TASK OBJECTIVE: Retype the full set of records. Keep every character identical.

RAW RECORDS:

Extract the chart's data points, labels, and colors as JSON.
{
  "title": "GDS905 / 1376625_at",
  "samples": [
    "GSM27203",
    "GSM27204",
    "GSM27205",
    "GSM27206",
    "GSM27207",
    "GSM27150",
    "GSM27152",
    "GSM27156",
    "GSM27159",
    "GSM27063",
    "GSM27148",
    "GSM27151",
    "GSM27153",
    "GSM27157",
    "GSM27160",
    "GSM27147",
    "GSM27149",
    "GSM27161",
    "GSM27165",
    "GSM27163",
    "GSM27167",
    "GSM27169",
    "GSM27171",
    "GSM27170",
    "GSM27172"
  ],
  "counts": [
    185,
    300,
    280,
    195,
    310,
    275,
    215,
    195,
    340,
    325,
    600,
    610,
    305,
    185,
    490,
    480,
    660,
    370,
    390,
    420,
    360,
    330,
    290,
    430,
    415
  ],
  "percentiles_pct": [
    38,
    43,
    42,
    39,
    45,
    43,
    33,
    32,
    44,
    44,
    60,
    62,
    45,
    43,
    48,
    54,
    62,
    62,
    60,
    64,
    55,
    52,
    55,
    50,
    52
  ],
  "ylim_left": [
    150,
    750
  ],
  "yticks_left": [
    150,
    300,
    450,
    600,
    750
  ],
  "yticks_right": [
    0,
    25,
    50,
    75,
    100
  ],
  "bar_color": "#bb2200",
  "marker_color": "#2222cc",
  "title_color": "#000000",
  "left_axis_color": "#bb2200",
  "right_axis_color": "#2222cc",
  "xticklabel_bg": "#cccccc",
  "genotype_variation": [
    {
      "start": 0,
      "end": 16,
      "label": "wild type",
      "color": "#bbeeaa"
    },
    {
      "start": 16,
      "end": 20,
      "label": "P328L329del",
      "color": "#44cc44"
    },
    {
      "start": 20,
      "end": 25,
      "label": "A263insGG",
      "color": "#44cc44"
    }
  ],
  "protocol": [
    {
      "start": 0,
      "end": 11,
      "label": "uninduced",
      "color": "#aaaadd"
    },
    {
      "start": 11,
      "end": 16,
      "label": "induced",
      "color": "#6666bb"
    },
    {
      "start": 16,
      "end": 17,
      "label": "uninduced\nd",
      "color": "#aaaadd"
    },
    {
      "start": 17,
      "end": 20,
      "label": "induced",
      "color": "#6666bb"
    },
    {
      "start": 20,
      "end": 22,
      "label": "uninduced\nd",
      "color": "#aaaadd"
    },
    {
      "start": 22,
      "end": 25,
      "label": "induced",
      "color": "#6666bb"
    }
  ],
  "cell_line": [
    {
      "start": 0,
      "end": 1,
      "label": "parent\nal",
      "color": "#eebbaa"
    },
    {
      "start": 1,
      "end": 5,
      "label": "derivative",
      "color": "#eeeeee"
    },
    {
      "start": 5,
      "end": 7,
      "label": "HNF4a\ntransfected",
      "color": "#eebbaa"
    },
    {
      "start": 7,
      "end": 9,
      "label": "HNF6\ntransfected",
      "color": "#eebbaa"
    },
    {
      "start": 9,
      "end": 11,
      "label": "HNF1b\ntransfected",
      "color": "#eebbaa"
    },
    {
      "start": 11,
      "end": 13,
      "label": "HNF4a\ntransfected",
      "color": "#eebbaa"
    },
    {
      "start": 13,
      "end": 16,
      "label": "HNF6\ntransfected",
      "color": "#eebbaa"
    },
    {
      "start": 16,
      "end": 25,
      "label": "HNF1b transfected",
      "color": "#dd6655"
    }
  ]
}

EXERCISE RESULT:
Extract the chart's data points, labels, and colors as JSON.
{
  "title": "GDS905 / 1376625_at",
  "samples": [
    "GSM27203",
    "GSM27204",
    "GSM27205",
    "GSM27206",
    "GSM27207",
    "GSM27150",
    "GSM27152",
    "GSM27156",
    "GSM27159",
    "GSM27063",
    "GSM27148",
    "GSM27151",
    "GSM27153",
    "GSM27157",
    "GSM27160",
    "GSM27147",
    "GSM27149",
    "GSM27161",
    "GSM27165",
    "GSM27163",
    "GSM27167",
    "GSM27169",
    "GSM27171",
    "GSM27170",
    "GSM27172"
  ],
  "counts": [
    185,
    300,
    280,
    195,
    310,
    275,
    215,
    195,
    340,
    325,
    600,
    610,
    305,
    185,
    490,
    480,
    660,
    370,
    390,
    420,
    360,
    330,
    290,
    430,
    415
  ],
  "percentiles_pct": [
    38,
    43,
    42,
    39,
    45,
    43,
    33,
    32,
    44,
    44,
    60,
    62,
    45,
    43,
    48,
    54,
    62,
    62,
    60,
    64,
    55,
    52,
    55,
    50,
    52
  ],
  "ylim_left": [
    150,
    750
  ],
  "yticks_left": [
    150,
    300,
    450,
    600,
    750
  ],
  "yticks_right": [
    0,
    25,
    50,
    75,
    100
  ],
  "bar_color": "#bb2200",
  "marker_color": "#2222cc",
  "title_color": "#000000",
  "left_axis_color": "#bb2200",
  "right_axis_color": "#2222cc",
  "xticklabel_bg": "#cccccc",
  "genotype_variation": [
    {
      "start": 0,
      "end": 16,
      "label": "wild type",
      "color": "#bbeeaa"
    },
    {
      "start": 16,
      "end": 20,
      "label": "P328L329del",
      "color": "#44cc44"
    },
    {
      "start": 20,
      "end": 25,
      "label": "A263insGG",
      "color": "#44cc44"
    }
  ],
  "protocol": [
    {
      "start": 0,
      "end": 11,
      "label": "uninduced",
      "color": "#aaaadd"
    },
    {
      "start": 11,
      "end": 16,
      "label": "induced",
      "color": "#6666bb"
    },
    {
      "start": 16,
      "end": 17,
      "label": "uninduced\nd",
      "color": "#aaaadd"
    },
    {
      "start": 17,
      "end": 20,
      "label": "induced",
      "color": "#6666bb"
    },
    {
      "start": 20,
      "end": 22,
      "label": "uninduced\nd",
      "color": "#aaaadd"
    },
    {
      "start": 22,
      "end": 25,
      "label": "induced",
      "color": "#6666bb"
    }
  ],
  "cell_line": [
    {
      "start": 0,
      "end": 1,
      "label": "parent\nal",
      "color": "#eebbaa"
    },
    {
      "start": 1,
      "end": 5,
      "label": "derivative",
      "color": "#eeeeee"
    },
    {
      "start": 5,
      "end": 7,
      "label": "HNF4a\ntransfected",
      "color": "#eebbaa"
    },
    {
      "start": 7,
      "end": 9,
      "label": "HNF6\ntransfected",
      "color": "#eebbaa"
    },
    {
      "start": 9,
      "end": 11,
      "label": "HNF1b\ntransfected",
      "color": "#eebbaa"
    },
    {
      "start": 11,
      "end": 13,
      "label": "HNF4a\ntransfected",
      "color": "#eebbaa"
    },
    {
      "start": 13,
      "end": 16,
      "label": "HNF6\ntransfected",
      "color": "#eebbaa"
    },
    {
      "start": 16,
      "end": 25,
      "label": "HNF1b transfected",
      "color": "#dd6655"
    }
  ]
}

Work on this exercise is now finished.